# [Instructions for the task]
Restate the listing that follows word for word, without its pictures.

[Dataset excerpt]
=-=-=
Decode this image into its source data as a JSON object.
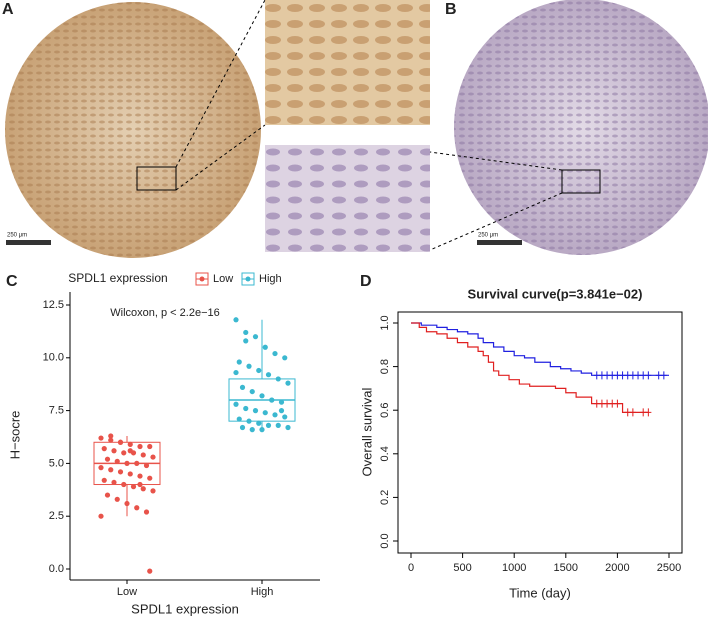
{
  "panels": {
    "a": "A",
    "b": "B",
    "c": "C",
    "d": "D",
    "scale_a": "250 μm",
    "scale_b": "250 μm"
  },
  "chart_data": [
    {
      "type": "box",
      "legend_title": "SPDL1 expression",
      "annotation": "Wilcoxon, p < 2.2e−16",
      "x_label": "SPDL1 expression",
      "y_label": "H−socre",
      "categories": [
        "Low",
        "High"
      ],
      "ylim": [
        0,
        12.5
      ],
      "yticks": [
        {
          "value": 0,
          "label": "0.0"
        },
        2.5,
        {
          "value": 5,
          "label": "5.0"
        },
        7.5,
        {
          "value": 10,
          "label": "10.0"
        },
        12.5
      ],
      "series": [
        {
          "name": "Low",
          "color": "#e8534a",
          "q1": 4.0,
          "median": 5.0,
          "q3": 6.0,
          "whisker_low": 2.5,
          "whisker_high": 6.3,
          "points": [
            6.2,
            6.1,
            6.0,
            5.9,
            5.8,
            5.8,
            5.7,
            5.6,
            5.5,
            5.5,
            5.4,
            5.3,
            5.2,
            5.1,
            5.0,
            5.0,
            4.9,
            4.8,
            4.7,
            4.6,
            4.5,
            4.4,
            4.3,
            4.2,
            4.1,
            4.0,
            3.9,
            3.8,
            3.7,
            3.5,
            3.3,
            3.1,
            2.9,
            2.7,
            2.5,
            6.3,
            6.0,
            5.6,
            4.0,
            -0.1
          ]
        },
        {
          "name": "High",
          "color": "#3bb8d0",
          "q1": 7.0,
          "median": 8.0,
          "q3": 9.0,
          "whisker_low": 6.6,
          "whisker_high": 11.8,
          "points": [
            11.8,
            11.2,
            11.0,
            10.5,
            10.2,
            10.0,
            9.8,
            9.6,
            9.4,
            9.2,
            9.0,
            8.8,
            8.6,
            8.4,
            8.2,
            8.0,
            7.9,
            7.8,
            7.6,
            7.5,
            7.4,
            7.3,
            7.2,
            7.1,
            7.0,
            6.9,
            6.8,
            6.8,
            6.7,
            6.7,
            6.6,
            6.6,
            8.0,
            7.5,
            9.3,
            10.8
          ]
        }
      ]
    },
    {
      "type": "step",
      "title": "Survival curve(p=3.841e−02)",
      "x_label": "Time (day)",
      "y_label": "Overall survival",
      "xlim": [
        0,
        2500
      ],
      "ylim": [
        0,
        1
      ],
      "xticks": [
        0,
        500,
        1000,
        1500,
        2000,
        2500
      ],
      "yticks": [
        {
          "value": 0,
          "label": "0.0"
        },
        0.2,
        0.4,
        0.6,
        0.8,
        {
          "value": 1,
          "label": "1.0"
        }
      ],
      "series": [
        {
          "color": "#2020e0",
          "x": [
            0,
            100,
            250,
            350,
            450,
            550,
            650,
            700,
            800,
            900,
            1000,
            1100,
            1200,
            1350,
            1450,
            1550,
            1650,
            1750,
            2500
          ],
          "values": [
            1,
            0.99,
            0.98,
            0.97,
            0.96,
            0.95,
            0.93,
            0.91,
            0.89,
            0.87,
            0.85,
            0.84,
            0.82,
            0.8,
            0.79,
            0.78,
            0.77,
            0.76,
            0.76
          ],
          "censored": {
            "x": [
              1800,
              1850,
              1900,
              1950,
              2000,
              2050,
              2100,
              2150,
              2200,
              2250,
              2300,
              2400,
              2450
            ],
            "values": [
              0.76,
              0.76,
              0.76,
              0.76,
              0.76,
              0.76,
              0.76,
              0.76,
              0.76,
              0.76,
              0.76,
              0.76,
              0.76
            ]
          }
        },
        {
          "color": "#e02020",
          "x": [
            0,
            80,
            150,
            250,
            350,
            450,
            550,
            650,
            700,
            750,
            800,
            850,
            950,
            1050,
            1150,
            1400,
            1500,
            1600,
            1750,
            2050,
            2300
          ],
          "values": [
            1,
            0.98,
            0.96,
            0.95,
            0.93,
            0.91,
            0.89,
            0.87,
            0.85,
            0.82,
            0.78,
            0.76,
            0.74,
            0.72,
            0.71,
            0.7,
            0.68,
            0.66,
            0.63,
            0.59,
            0.59
          ],
          "censored": {
            "x": [
              1800,
              1850,
              1900,
              1950,
              2000,
              2100,
              2150,
              2250,
              2300
            ],
            "values": [
              0.63,
              0.63,
              0.63,
              0.63,
              0.63,
              0.59,
              0.59,
              0.59,
              0.59
            ]
          }
        }
      ]
    }
  ]
}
=-=-=
# [Task solution]
Decode this image into its source data as a JSON object.
{
  "panels": {
    "a": "A",
    "b": "B",
    "c": "C",
    "d": "D",
    "scale_a": "250 μm",
    "scale_b": "250 μm"
  },
  "chart_data": [
    {
      "type": "box",
      "legend_title": "SPDL1 expression",
      "annotation": "Wilcoxon, p < 2.2e−16",
      "x_label": "SPDL1 expression",
      "y_label": "H−socre",
      "categories": [
        "Low",
        "High"
      ],
      "ylim": [
        0,
        12.5
      ],
      "yticks": [
        {
          "value": 0,
          "label": "0.0"
        },
        2.5,
        {
          "value": 5,
          "label": "5.0"
        },
        7.5,
        {
          "value": 10,
          "label": "10.0"
        },
        12.5
      ],
      "series": [
        {
          "name": "Low",
          "color": "#e8534a",
          "q1": 4.0,
          "median": 5.0,
          "q3": 6.0,
          "whisker_low": 2.5,
          "whisker_high": 6.3,
          "points": [
            6.2,
            6.1,
            6.0,
            5.9,
            5.8,
            5.8,
            5.7,
            5.6,
            5.5,
            5.5,
            5.4,
            5.3,
            5.2,
            5.1,
            5.0,
            5.0,
            4.9,
            4.8,
            4.7,
            4.6,
            4.5,
            4.4,
            4.3,
            4.2,
            4.1,
            4.0,
            3.9,
            3.8,
            3.7,
            3.5,
            3.3,
            3.1,
            2.9,
            2.7,
            2.5,
            6.3,
            6.0,
            5.6,
            4.0,
            -0.1
          ]
        },
        {
          "name": "High",
          "color": "#3bb8d0",
          "q1": 7.0,
          "median": 8.0,
          "q3": 9.0,
          "whisker_low": 6.6,
          "whisker_high": 11.8,
          "points": [
            11.8,
            11.2,
            11.0,
            10.5,
            10.2,
            10.0,
            9.8,
            9.6,
            9.4,
            9.2,
            9.0,
            8.8,
            8.6,
            8.4,
            8.2,
            8.0,
            7.9,
            7.8,
            7.6,
            7.5,
            7.4,
            7.3,
            7.2,
            7.1,
            7.0,
            6.9,
            6.8,
            6.8,
            6.7,
            6.7,
            6.6,
            6.6,
            8.0,
            7.5,
            9.3,
            10.8
          ]
        }
      ]
    },
    {
      "type": "step",
      "title": "Survival curve(p=3.841e−02)",
      "x_label": "Time (day)",
      "y_label": "Overall survival",
      "xlim": [
        0,
        2500
      ],
      "ylim": [
        0,
        1
      ],
      "xticks": [
        0,
        500,
        1000,
        1500,
        2000,
        2500
      ],
      "yticks": [
        {
          "value": 0,
          "label": "0.0"
        },
        0.2,
        0.4,
        0.6,
        0.8,
        {
          "value": 1,
          "label": "1.0"
        }
      ],
      "series": [
        {
          "color": "#2020e0",
          "x": [
            0,
            100,
            250,
            350,
            450,
            550,
            650,
            700,
            800,
            900,
            1000,
            1100,
            1200,
            1350,
            1450,
            1550,
            1650,
            1750,
            2500
          ],
          "values": [
            1,
            0.99,
            0.98,
            0.97,
            0.96,
            0.95,
            0.93,
            0.91,
            0.89,
            0.87,
            0.85,
            0.84,
            0.82,
            0.8,
            0.79,
            0.78,
            0.77,
            0.76,
            0.76
          ],
          "censored": {
            "x": [
              1800,
              1850,
              1900,
              1950,
              2000,
              2050,
              2100,
              2150,
              2200,
              2250,
              2300,
              2400,
              2450
            ],
            "values": [
              0.76,
              0.76,
              0.76,
              0.76,
              0.76,
              0.76,
              0.76,
              0.76,
              0.76,
              0.76,
              0.76,
              0.76,
              0.76
            ]
          }
        },
        {
          "color": "#e02020",
          "x": [
            0,
            80,
            150,
            250,
            350,
            450,
            550,
            650,
            700,
            750,
            800,
            850,
            950,
            1050,
            1150,
            1400,
            1500,
            1600,
            1750,
            2050,
            2300
          ],
          "values": [
            1,
            0.98,
            0.96,
            0.95,
            0.93,
            0.91,
            0.89,
            0.87,
            0.85,
            0.82,
            0.78,
            0.76,
            0.74,
            0.72,
            0.71,
            0.7,
            0.68,
            0.66,
            0.63,
            0.59,
            0.59
          ],
          "censored": {
            "x": [
              1800,
              1850,
              1900,
              1950,
              2000,
              2100,
              2150,
              2250,
              2300
            ],
            "values": [
              0.63,
              0.63,
              0.63,
              0.63,
              0.63,
              0.59,
              0.59,
              0.59,
              0.59
            ]
          }
        }
      ]
    }
  ]
}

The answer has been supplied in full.